Write every record out again exactly as given.
——————
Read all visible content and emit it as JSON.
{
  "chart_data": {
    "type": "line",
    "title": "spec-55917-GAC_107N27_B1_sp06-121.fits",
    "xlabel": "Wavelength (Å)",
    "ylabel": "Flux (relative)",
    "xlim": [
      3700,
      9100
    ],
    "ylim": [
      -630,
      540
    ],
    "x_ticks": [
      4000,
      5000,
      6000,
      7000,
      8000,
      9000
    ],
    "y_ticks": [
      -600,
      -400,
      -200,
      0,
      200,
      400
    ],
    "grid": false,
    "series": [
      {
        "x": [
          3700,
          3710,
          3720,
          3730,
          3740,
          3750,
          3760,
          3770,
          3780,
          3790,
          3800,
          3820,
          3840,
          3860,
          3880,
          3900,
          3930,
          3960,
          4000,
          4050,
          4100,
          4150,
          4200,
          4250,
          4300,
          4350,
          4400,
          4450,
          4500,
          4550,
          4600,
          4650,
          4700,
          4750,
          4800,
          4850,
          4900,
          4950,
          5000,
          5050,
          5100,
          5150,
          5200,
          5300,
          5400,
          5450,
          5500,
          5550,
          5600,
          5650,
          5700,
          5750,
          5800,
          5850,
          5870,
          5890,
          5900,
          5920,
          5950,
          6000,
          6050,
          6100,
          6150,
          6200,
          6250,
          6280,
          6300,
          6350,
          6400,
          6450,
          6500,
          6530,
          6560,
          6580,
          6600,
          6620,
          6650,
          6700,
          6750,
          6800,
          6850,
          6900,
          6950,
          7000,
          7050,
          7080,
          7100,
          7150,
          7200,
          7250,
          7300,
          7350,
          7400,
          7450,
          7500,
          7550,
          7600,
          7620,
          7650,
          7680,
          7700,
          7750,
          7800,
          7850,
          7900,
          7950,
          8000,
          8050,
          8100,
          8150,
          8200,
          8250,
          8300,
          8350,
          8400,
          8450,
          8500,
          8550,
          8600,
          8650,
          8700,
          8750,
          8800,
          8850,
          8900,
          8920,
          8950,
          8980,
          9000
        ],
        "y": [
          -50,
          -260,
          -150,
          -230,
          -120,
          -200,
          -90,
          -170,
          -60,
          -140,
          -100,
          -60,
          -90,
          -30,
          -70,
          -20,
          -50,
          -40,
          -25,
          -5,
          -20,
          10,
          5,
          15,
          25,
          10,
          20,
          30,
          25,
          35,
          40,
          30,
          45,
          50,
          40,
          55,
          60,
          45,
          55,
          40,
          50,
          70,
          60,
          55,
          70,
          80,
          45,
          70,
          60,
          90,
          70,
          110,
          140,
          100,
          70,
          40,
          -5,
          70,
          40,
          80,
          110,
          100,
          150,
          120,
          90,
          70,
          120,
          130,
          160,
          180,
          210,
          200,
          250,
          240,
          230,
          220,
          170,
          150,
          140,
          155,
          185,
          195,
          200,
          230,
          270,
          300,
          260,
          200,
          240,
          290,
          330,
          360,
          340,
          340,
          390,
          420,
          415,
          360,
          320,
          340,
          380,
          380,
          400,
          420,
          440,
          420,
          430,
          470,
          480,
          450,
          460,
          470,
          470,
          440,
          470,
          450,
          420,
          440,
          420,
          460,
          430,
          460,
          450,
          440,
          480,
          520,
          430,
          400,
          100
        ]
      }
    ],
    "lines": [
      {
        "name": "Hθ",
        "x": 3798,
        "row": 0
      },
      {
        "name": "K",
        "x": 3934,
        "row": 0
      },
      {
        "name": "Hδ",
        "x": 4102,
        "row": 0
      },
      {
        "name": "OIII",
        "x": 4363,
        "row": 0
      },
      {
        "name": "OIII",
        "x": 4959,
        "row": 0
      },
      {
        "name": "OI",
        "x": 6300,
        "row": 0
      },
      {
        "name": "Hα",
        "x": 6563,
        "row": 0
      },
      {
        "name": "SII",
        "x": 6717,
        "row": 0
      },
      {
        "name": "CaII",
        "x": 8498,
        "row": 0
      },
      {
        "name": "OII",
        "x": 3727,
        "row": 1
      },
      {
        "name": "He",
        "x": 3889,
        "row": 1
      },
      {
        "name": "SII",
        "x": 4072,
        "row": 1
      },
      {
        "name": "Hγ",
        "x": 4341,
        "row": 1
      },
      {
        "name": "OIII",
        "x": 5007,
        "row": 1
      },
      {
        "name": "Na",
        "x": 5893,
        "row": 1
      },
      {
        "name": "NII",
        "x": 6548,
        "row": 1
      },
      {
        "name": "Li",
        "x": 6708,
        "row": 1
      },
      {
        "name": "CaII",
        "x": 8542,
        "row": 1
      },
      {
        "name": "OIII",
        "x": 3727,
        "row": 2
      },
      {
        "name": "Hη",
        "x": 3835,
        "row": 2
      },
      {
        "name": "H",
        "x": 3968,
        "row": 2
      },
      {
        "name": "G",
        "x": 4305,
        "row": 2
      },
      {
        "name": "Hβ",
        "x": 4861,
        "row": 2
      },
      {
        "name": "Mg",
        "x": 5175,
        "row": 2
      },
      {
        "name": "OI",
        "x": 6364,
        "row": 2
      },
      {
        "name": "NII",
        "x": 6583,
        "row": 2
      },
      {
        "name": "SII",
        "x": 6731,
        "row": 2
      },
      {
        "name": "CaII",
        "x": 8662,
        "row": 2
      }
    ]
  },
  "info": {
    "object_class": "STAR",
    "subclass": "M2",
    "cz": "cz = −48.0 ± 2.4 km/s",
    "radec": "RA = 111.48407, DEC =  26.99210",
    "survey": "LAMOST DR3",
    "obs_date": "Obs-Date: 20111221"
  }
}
——————
Problem solution:
Read all visible content and emit it as JSON.
{
  "chart_data": {
    "type": "line",
    "title": "spec-55917-GAC_107N27_B1_sp06-121.fits",
    "xlabel": "Wavelength (Å)",
    "ylabel": "Flux (relative)",
    "xlim": [
      3700,
      9100
    ],
    "ylim": [
      -630,
      540
    ],
    "x_ticks": [
      4000,
      5000,
      6000,
      7000,
      8000,
      9000
    ],
    "y_ticks": [
      -600,
      -400,
      -200,
      0,
      200,
      400
    ],
    "grid": false,
    "series": [
      {
        "x": [
          3700,
          3710,
          3720,
          3730,
          3740,
          3750,
          3760,
          3770,
          3780,
          3790,
          3800,
          3820,
          3840,
          3860,
          3880,
          3900,
          3930,
          3960,
          4000,
          4050,
          4100,
          4150,
          4200,
          4250,
          4300,
          4350,
          4400,
          4450,
          4500,
          4550,
          4600,
          4650,
          4700,
          4750,
          4800,
          4850,
          4900,
          4950,
          5000,
          5050,
          5100,
          5150,
          5200,
          5300,
          5400,
          5450,
          5500,
          5550,
          5600,
          5650,
          5700,
          5750,
          5800,
          5850,
          5870,
          5890,
          5900,
          5920,
          5950,
          6000,
          6050,
          6100,
          6150,
          6200,
          6250,
          6280,
          6300,
          6350,
          6400,
          6450,
          6500,
          6530,
          6560,
          6580,
          6600,
          6620,
          6650,
          6700,
          6750,
          6800,
          6850,
          6900,
          6950,
          7000,
          7050,
          7080,
          7100,
          7150,
          7200,
          7250,
          7300,
          7350,
          7400,
          7450,
          7500,
          7550,
          7600,
          7620,
          7650,
          7680,
          7700,
          7750,
          7800,
          7850,
          7900,
          7950,
          8000,
          8050,
          8100,
          8150,
          8200,
          8250,
          8300,
          8350,
          8400,
          8450,
          8500,
          8550,
          8600,
          8650,
          8700,
          8750,
          8800,
          8850,
          8900,
          8920,
          8950,
          8980,
          9000
        ],
        "y": [
          -50,
          -260,
          -150,
          -230,
          -120,
          -200,
          -90,
          -170,
          -60,
          -140,
          -100,
          -60,
          -90,
          -30,
          -70,
          -20,
          -50,
          -40,
          -25,
          -5,
          -20,
          10,
          5,
          15,
          25,
          10,
          20,
          30,
          25,
          35,
          40,
          30,
          45,
          50,
          40,
          55,
          60,
          45,
          55,
          40,
          50,
          70,
          60,
          55,
          70,
          80,
          45,
          70,
          60,
          90,
          70,
          110,
          140,
          100,
          70,
          40,
          -5,
          70,
          40,
          80,
          110,
          100,
          150,
          120,
          90,
          70,
          120,
          130,
          160,
          180,
          210,
          200,
          250,
          240,
          230,
          220,
          170,
          150,
          140,
          155,
          185,
          195,
          200,
          230,
          270,
          300,
          260,
          200,
          240,
          290,
          330,
          360,
          340,
          340,
          390,
          420,
          415,
          360,
          320,
          340,
          380,
          380,
          400,
          420,
          440,
          420,
          430,
          470,
          480,
          450,
          460,
          470,
          470,
          440,
          470,
          450,
          420,
          440,
          420,
          460,
          430,
          460,
          450,
          440,
          480,
          520,
          430,
          400,
          100
        ]
      }
    ],
    "lines": [
      {
        "name": "Hθ",
        "x": 3798,
        "row": 0
      },
      {
        "name": "K",
        "x": 3934,
        "row": 0
      },
      {
        "name": "Hδ",
        "x": 4102,
        "row": 0
      },
      {
        "name": "OIII",
        "x": 4363,
        "row": 0
      },
      {
        "name": "OIII",
        "x": 4959,
        "row": 0
      },
      {
        "name": "OI",
        "x": 6300,
        "row": 0
      },
      {
        "name": "Hα",
        "x": 6563,
        "row": 0
      },
      {
        "name": "SII",
        "x": 6717,
        "row": 0
      },
      {
        "name": "CaII",
        "x": 8498,
        "row": 0
      },
      {
        "name": "OII",
        "x": 3727,
        "row": 1
      },
      {
        "name": "He",
        "x": 3889,
        "row": 1
      },
      {
        "name": "SII",
        "x": 4072,
        "row": 1
      },
      {
        "name": "Hγ",
        "x": 4341,
        "row": 1
      },
      {
        "name": "OIII",
        "x": 5007,
        "row": 1
      },
      {
        "name": "Na",
        "x": 5893,
        "row": 1
      },
      {
        "name": "NII",
        "x": 6548,
        "row": 1
      },
      {
        "name": "Li",
        "x": 6708,
        "row": 1
      },
      {
        "name": "CaII",
        "x": 8542,
        "row": 1
      },
      {
        "name": "OIII",
        "x": 3727,
        "row": 2
      },
      {
        "name": "Hη",
        "x": 3835,
        "row": 2
      },
      {
        "name": "H",
        "x": 3968,
        "row": 2
      },
      {
        "name": "G",
        "x": 4305,
        "row": 2
      },
      {
        "name": "Hβ",
        "x": 4861,
        "row": 2
      },
      {
        "name": "Mg",
        "x": 5175,
        "row": 2
      },
      {
        "name": "OI",
        "x": 6364,
        "row": 2
      },
      {
        "name": "NII",
        "x": 6583,
        "row": 2
      },
      {
        "name": "SII",
        "x": 6731,
        "row": 2
      },
      {
        "name": "CaII",
        "x": 8662,
        "row": 2
      }
    ]
  },
  "info": {
    "object_class": "STAR",
    "subclass": "M2",
    "cz": "cz = −48.0 ± 2.4 km/s",
    "radec": "RA = 111.48407, DEC =  26.99210",
    "survey": "LAMOST DR3",
    "obs_date": "Obs-Date: 20111221"
  }
}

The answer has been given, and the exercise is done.